- [TASK STATEMENT]
Keep the images out and copy every entry below exactly.

----

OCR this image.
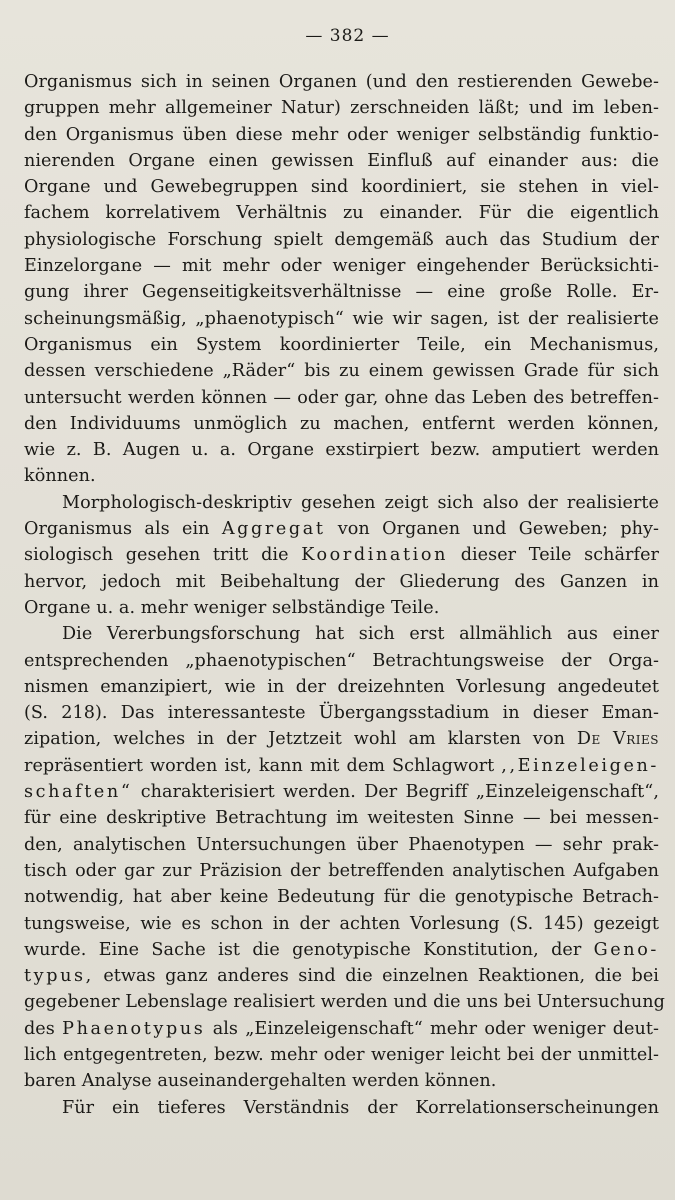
— 382 —

Organismus sich in seinen Organen (und den restierenden Gewebe-

gruppen mehr allgemeiner Natur) zerschneiden läßt; und im leben-

den Organismus üben diese mehr oder weniger selbständig funktio-

nierenden Organe einen gewissen Einfluß auf einander aus: die

Organe und Gewebegruppen sind koordiniert, sie stehen in viel-

fachem korrelativem Verhältnis zu einander. Für die eigentlich

physiologische Forschung spielt demgemäß auch das Studium der

Einzelorgane — mit mehr oder weniger eingehender Berücksichti-

gung ihrer Gegenseitigkeitsverhältnisse — eine große Rolle. Er-

scheinungsmäßig, „phaenotypisch“ wie wir sagen, ist der realisierte

Organismus ein System koordinierter Teile, ein Mechanismus,

dessen verschiedene „Räder“ bis zu einem gewissen Grade für sich

untersucht werden können — oder gar, ohne das Leben des betreffen-

den Individuums unmöglich zu machen, entfernt werden können,

wie z. B. Augen u. a. Organe exstirpiert bezw. amputiert werden

können.

Morphologisch-deskriptiv gesehen zeigt sich also der realisierte

Organismus als ein Aggregat von Organen und Geweben; phy-

siologisch gesehen tritt die Koordination dieser Teile schärfer

hervor, jedoch mit Beibehaltung der Gliederung des Ganzen in

Organe u. a. mehr weniger selbständige Teile.

Die Vererbungsforschung hat sich erst allmählich aus einer

entsprechenden „phaenotypischen“ Betrachtungsweise der Orga-

nismen emanzipiert, wie in der dreizehnten Vorlesung angedeutet

(S. 218). Das interessanteste Übergangsstadium in dieser Eman-

zipation, welches in der Jetztzeit wohl am klarsten von De Vries

repräsentiert worden ist, kann mit dem Schlagwort ,,Einzeleigen-

schaften“ charakterisiert werden. Der Begriff „Einzeleigenschaft“,

für eine deskriptive Betrachtung im weitesten Sinne — bei messen-

den, analytischen Untersuchungen über Phaenotypen — sehr prak-

tisch oder gar zur Präzision der betreffenden analytischen Aufgaben

notwendig, hat aber keine Bedeutung für die genotypische Betrach-

tungsweise, wie es schon in der achten Vorlesung (S. 145) gezeigt

wurde. Eine Sache ist die genotypische Konstitution, der Geno-

typus, etwas ganz anderes sind die einzelnen Reaktionen, die bei

gegebener Lebenslage realisiert werden und die uns bei Untersuchung

des Phaenotypus als „Einzeleigenschaft“ mehr oder weniger deut-

lich entgegentreten, bezw. mehr oder weniger leicht bei der unmittel-

baren Analyse auseinandergehalten werden können.

Für ein tieferes Verständnis der Korrelationserscheinungen
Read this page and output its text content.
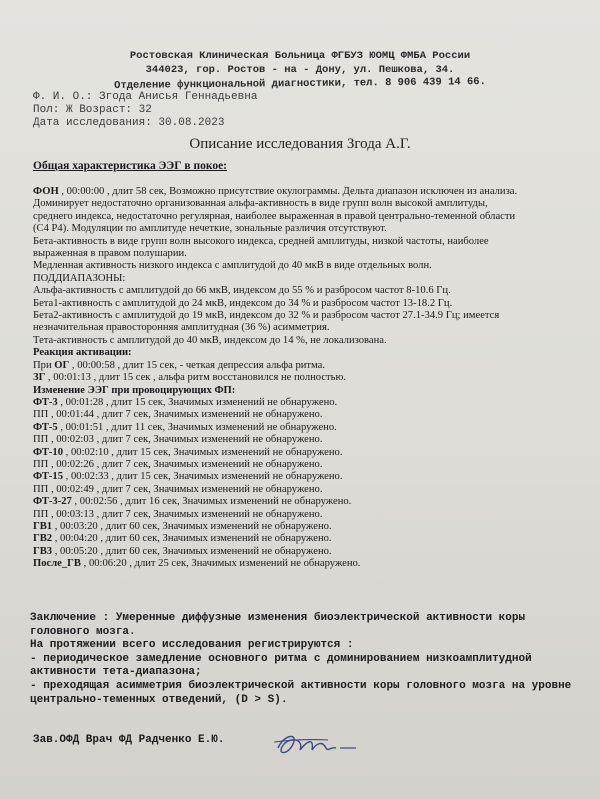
Ростовская Клиническая Больница ФГБУЗ ЮОМЦ ФМБА России
344023, гор. Ростов - на - Дону, ул. Пешкова, 34.
Отделение функциональной диагностики, тел. 8 906 439 14 66.
Ф. И. О.: Згода Анисья Геннадьевна
Пол: Ж Возраст: 32
Дата исследования: 30.08.2023
Описание исследования Згода А.Г.
Общая характеристика ЭЭГ в покое:

ФОН , 00:00:00 , длит 58 сек, Возможно присутствие окулограммы. Дельта диапазон исключен из анализа.

Доминирует недостаточно организованная альфа-активность в виде групп волн высокой амплитуды,

среднего индекса, недостаточно регулярная, наиболее выраженная в правой центрально-теменной области

(С4 Р4). Модуляции по амплитуде нечеткие, зональные различия отсутствуют.

Бета-активность в виде групп волн высокого индекса, средней амплитуды, низкой частоты, наиболее

выраженная в правом полушарии.

Медленная активность низкого индекса с амплитудой до 40 мкВ в виде отдельных волн.

ПОДДИАПАЗОНЫ:

Альфа-активность с амплитудой до 66 мкВ, индексом до 55 % и разбросом частот 8-10.6 Гц.

Бета1-активность с амплитудой до 24 мкВ, индексом до 34 % и разбросом частот 13-18.2 Гц.

Бета2-активность с амплитудой до 19 мкВ, индексом до 32 % и разбросом частот 27.1-34.9 Гц; имеется

незначительная правосторонняя амплитудная (36 %) асимметрия.

Тета-активность с амплитудой до 40 мкВ, индексом до 14 %, не локализована.

Реакция активации:

При ОГ , 00:00:58 , длит 15 сек, - четкая депрессия альфа ритма.

ЗГ , 00:01:13 , длит 15 сек , альфа ритм восстановился не полностью.

Изменение ЭЭГ при провоцирующих ФП:

ФТ-3 , 00:01:28 , длит 15 сек, Значимых изменений не обнаружено.

ПП , 00:01:44 , длит 7 сек, Значимых изменений не обнаружено.

ФТ-5 , 00:01:51 , длит 11 сек, Значимых изменений не обнаружено.

ПП , 00:02:03 , длит 7 сек, Значимых изменений не обнаружено.

ФТ-10 , 00:02:10 , длит 15 сек, Значимых изменений не обнаружено.

ПП , 00:02:26 , длит 7 сек, Значимых изменений не обнаружено.

ФТ-15 , 00:02:33 , длит 15 сек, Значимых изменений не обнаружено.

ПП , 00:02:49 , длит 7 сек, Значимых изменений не обнаружено.

ФТ-3-27 , 00:02:56 , длит 16 сек, Значимых изменений не обнаружено.

ПП , 00:03:13 , длит 7 сек, Значимых изменений не обнаружено.

ГВ1 , 00:03:20 , длит 60 сек, Значимых изменений не обнаружено.

ГВ2 , 00:04:20 , длит 60 сек, Значимых изменений не обнаружено.

ГВ3 , 00:05:20 , длит 60 сек, Значимых изменений не обнаружено.

После_ГВ , 00:06:20 , длит 25 сек, Значимых изменений не обнаружено.

Заключение : Умеренные диффузные изменения биоэлектрической активности коры

головного мозга.

На протяжении всего исследования регистрируются :

- периодическое замедление основного ритма с доминированием низкоамплитудной

активности тета-диапазона;

- преходящая асимметрия биоэлектрической активности коры головного мозга на уровне

центрально-теменных отведений, (D > S).

Зав.ОФД Врач ФД Радченко Е.Ю.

----

- [CORRECT ANSWER]
OCR this image.
— 382 —

Organismus sich in seinen Organen (und den restierenden Gewebe-

gruppen mehr allgemeiner Natur) zerschneiden läßt; und im leben-

den Organismus üben diese mehr oder weniger selbständig funktio-

nierenden Organe einen gewissen Einfluß auf einander aus: die

Organe und Gewebegruppen sind koordiniert, sie stehen in viel-

fachem korrelativem Verhältnis zu einander. Für die eigentlich

physiologische Forschung spielt demgemäß auch das Studium der

Einzelorgane — mit mehr oder weniger eingehender Berücksichti-

gung ihrer Gegenseitigkeitsverhältnisse — eine große Rolle. Er-

scheinungsmäßig, „phaenotypisch“ wie wir sagen, ist der realisierte

Organismus ein System koordinierter Teile, ein Mechanismus,

dessen verschiedene „Räder“ bis zu einem gewissen Grade für sich

untersucht werden können — oder gar, ohne das Leben des betreffen-

den Individuums unmöglich zu machen, entfernt werden können,

wie z. B. Augen u. a. Organe exstirpiert bezw. amputiert werden

können.

Morphologisch-deskriptiv gesehen zeigt sich also der realisierte

Organismus als ein Aggregat von Organen und Geweben; phy-

siologisch gesehen tritt die Koordination dieser Teile schärfer

hervor, jedoch mit Beibehaltung der Gliederung des Ganzen in

Organe u. a. mehr weniger selbständige Teile.

Die Vererbungsforschung hat sich erst allmählich aus einer

entsprechenden „phaenotypischen“ Betrachtungsweise der Orga-

nismen emanzipiert, wie in der dreizehnten Vorlesung angedeutet

(S. 218). Das interessanteste Übergangsstadium in dieser Eman-

zipation, welches in der Jetztzeit wohl am klarsten von De Vries

repräsentiert worden ist, kann mit dem Schlagwort ,,Einzeleigen-

schaften“ charakterisiert werden. Der Begriff „Einzeleigenschaft“,

für eine deskriptive Betrachtung im weitesten Sinne — bei messen-

den, analytischen Untersuchungen über Phaenotypen — sehr prak-

tisch oder gar zur Präzision der betreffenden analytischen Aufgaben

notwendig, hat aber keine Bedeutung für die genotypische Betrach-

tungsweise, wie es schon in der achten Vorlesung (S. 145) gezeigt

wurde. Eine Sache ist die genotypische Konstitution, der Geno-

typus, etwas ganz anderes sind die einzelnen Reaktionen, die bei

gegebener Lebenslage realisiert werden und die uns bei Untersuchung

des Phaenotypus als „Einzeleigenschaft“ mehr oder weniger deut-

lich entgegentreten, bezw. mehr oder weniger leicht bei der unmittel-

baren Analyse auseinandergehalten werden können.

Für ein tieferes Verständnis der Korrelationserscheinungen
Read this page and output its text content.
Ростовская Клиническая Больница ФГБУЗ ЮОМЦ ФМБА России
344023, гор. Ростов - на - Дону, ул. Пешкова, 34.
Отделение функциональной диагностики, тел. 8 906 439 14 66.
Ф. И. О.: Згода Анисья Геннадьевна
Пол: Ж Возраст: 32
Дата исследования: 30.08.2023
Описание исследования Згода А.Г.
Общая характеристика ЭЭГ в покое:

ФОН , 00:00:00 , длит 58 сек, Возможно присутствие окулограммы. Дельта диапазон исключен из анализа.

Доминирует недостаточно организованная альфа-активность в виде групп волн высокой амплитуды,

среднего индекса, недостаточно регулярная, наиболее выраженная в правой центрально-теменной области

(С4 Р4). Модуляции по амплитуде нечеткие, зональные различия отсутствуют.

Бета-активность в виде групп волн высокого индекса, средней амплитуды, низкой частоты, наиболее

выраженная в правом полушарии.

Медленная активность низкого индекса с амплитудой до 40 мкВ в виде отдельных волн.

ПОДДИАПАЗОНЫ:

Альфа-активность с амплитудой до 66 мкВ, индексом до 55 % и разбросом частот 8-10.6 Гц.

Бета1-активность с амплитудой до 24 мкВ, индексом до 34 % и разбросом частот 13-18.2 Гц.

Бета2-активность с амплитудой до 19 мкВ, индексом до 32 % и разбросом частот 27.1-34.9 Гц; имеется

незначительная правосторонняя амплитудная (36 %) асимметрия.

Тета-активность с амплитудой до 40 мкВ, индексом до 14 %, не локализована.

Реакция активации:

При ОГ , 00:00:58 , длит 15 сек, - четкая депрессия альфа ритма.

ЗГ , 00:01:13 , длит 15 сек , альфа ритм восстановился не полностью.

Изменение ЭЭГ при провоцирующих ФП:

ФТ-3 , 00:01:28 , длит 15 сек, Значимых изменений не обнаружено.

ПП , 00:01:44 , длит 7 сек, Значимых изменений не обнаружено.

ФТ-5 , 00:01:51 , длит 11 сек, Значимых изменений не обнаружено.

ПП , 00:02:03 , длит 7 сек, Значимых изменений не обнаружено.

ФТ-10 , 00:02:10 , длит 15 сек, Значимых изменений не обнаружено.

ПП , 00:02:26 , длит 7 сек, Значимых изменений не обнаружено.

ФТ-15 , 00:02:33 , длит 15 сек, Значимых изменений не обнаружено.

ПП , 00:02:49 , длит 7 сек, Значимых изменений не обнаружено.

ФТ-3-27 , 00:02:56 , длит 16 сек, Значимых изменений не обнаружено.

ПП , 00:03:13 , длит 7 сек, Значимых изменений не обнаружено.

ГВ1 , 00:03:20 , длит 60 сек, Значимых изменений не обнаружено.

ГВ2 , 00:04:20 , длит 60 сек, Значимых изменений не обнаружено.

ГВ3 , 00:05:20 , длит 60 сек, Значимых изменений не обнаружено.

После_ГВ , 00:06:20 , длит 25 сек, Значимых изменений не обнаружено.

Заключение : Умеренные диффузные изменения биоэлектрической активности коры

головного мозга.

На протяжении всего исследования регистрируются :

- периодическое замедление основного ритма с доминированием низкоамплитудной

активности тета-диапазона;

- преходящая асимметрия биоэлектрической активности коры головного мозга на уровне

центрально-теменных отведений, (D > S).

Зав.ОФД Врач ФД Радченко Е.Ю.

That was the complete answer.